(Extracts from a graphics dataset)
_ _ _ _
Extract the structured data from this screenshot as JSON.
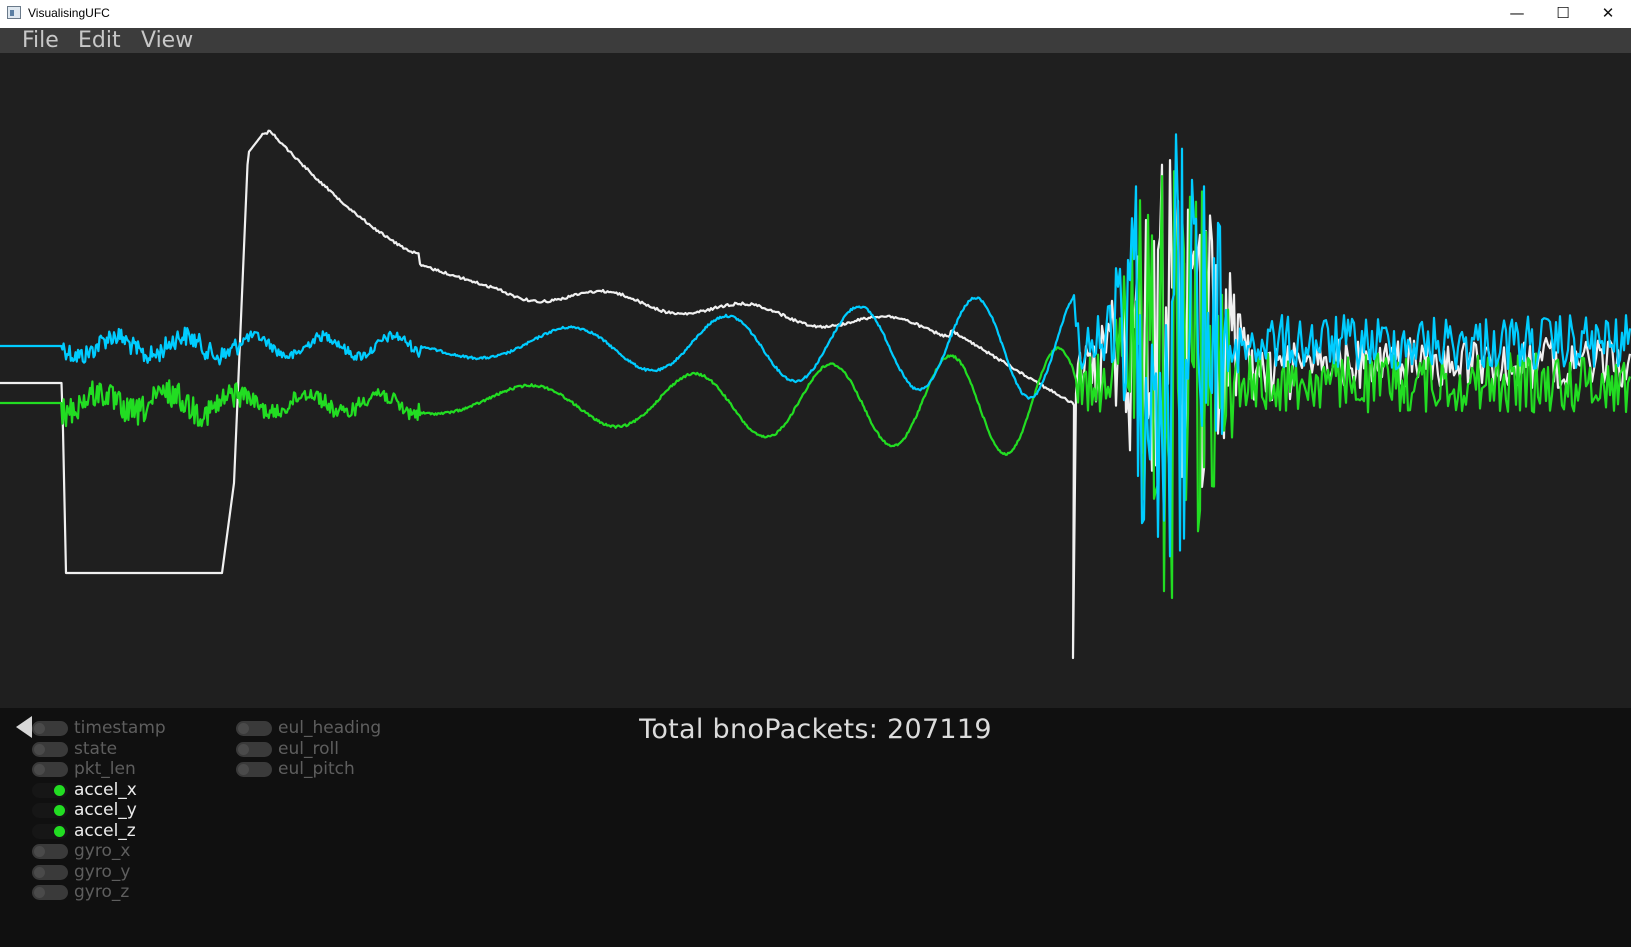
{
  "window": {
    "title": "VisualisingUFC",
    "minimize_glyph": "—",
    "maximize_glyph": "☐",
    "close_glyph": "✕"
  },
  "menu": [
    "File",
    "Edit",
    "View"
  ],
  "plot": {
    "background": "#1f1f1f",
    "series": [
      {
        "color": "#f0f0f0",
        "icon": "white-trace"
      },
      {
        "color": "#22dd22",
        "icon": "green-trace"
      },
      {
        "color": "#00ccff",
        "icon": "cyan-trace"
      }
    ]
  },
  "status": {
    "total_text": "Total bnoPackets:  207119"
  },
  "toggles": {
    "col1": [
      {
        "label": "timestamp",
        "on": false
      },
      {
        "label": "state",
        "on": false
      },
      {
        "label": "pkt_len",
        "on": false
      },
      {
        "label": "accel_x",
        "on": true
      },
      {
        "label": "accel_y",
        "on": true
      },
      {
        "label": "accel_z",
        "on": true
      },
      {
        "label": "gyro_x",
        "on": false
      },
      {
        "label": "gyro_y",
        "on": false
      },
      {
        "label": "gyro_z",
        "on": false
      }
    ],
    "col2": [
      {
        "label": "eul_heading",
        "on": false
      },
      {
        "label": "eul_roll",
        "on": false
      },
      {
        "label": "eul_pitch",
        "on": false
      }
    ]
  },
  "colors": {
    "toggle_on": "#22dd22",
    "toggle_off": "#3a3a3a",
    "menubar": "#3c3c3c",
    "panel": "#101010"
  }
}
_ _ _ _
** THE EXERCISE **
Exclude the pictures and repeat every other part of the records word for word.

** OUTPUT OF THE EXERCISE **
Extract the structured data from this screenshot as JSON.
{
  "window": {
    "title": "VisualisingUFC",
    "minimize_glyph": "—",
    "maximize_glyph": "☐",
    "close_glyph": "✕"
  },
  "menu": [
    "File",
    "Edit",
    "View"
  ],
  "plot": {
    "background": "#1f1f1f",
    "series": [
      {
        "color": "#f0f0f0",
        "icon": "white-trace"
      },
      {
        "color": "#22dd22",
        "icon": "green-trace"
      },
      {
        "color": "#00ccff",
        "icon": "cyan-trace"
      }
    ]
  },
  "status": {
    "total_text": "Total bnoPackets:  207119"
  },
  "toggles": {
    "col1": [
      {
        "label": "timestamp",
        "on": false
      },
      {
        "label": "state",
        "on": false
      },
      {
        "label": "pkt_len",
        "on": false
      },
      {
        "label": "accel_x",
        "on": true
      },
      {
        "label": "accel_y",
        "on": true
      },
      {
        "label": "accel_z",
        "on": true
      },
      {
        "label": "gyro_x",
        "on": false
      },
      {
        "label": "gyro_y",
        "on": false
      },
      {
        "label": "gyro_z",
        "on": false
      }
    ],
    "col2": [
      {
        "label": "eul_heading",
        "on": false
      },
      {
        "label": "eul_roll",
        "on": false
      },
      {
        "label": "eul_pitch",
        "on": false
      }
    ]
  },
  "colors": {
    "toggle_on": "#22dd22",
    "toggle_off": "#3a3a3a",
    "menubar": "#3c3c3c",
    "panel": "#101010"
  }
}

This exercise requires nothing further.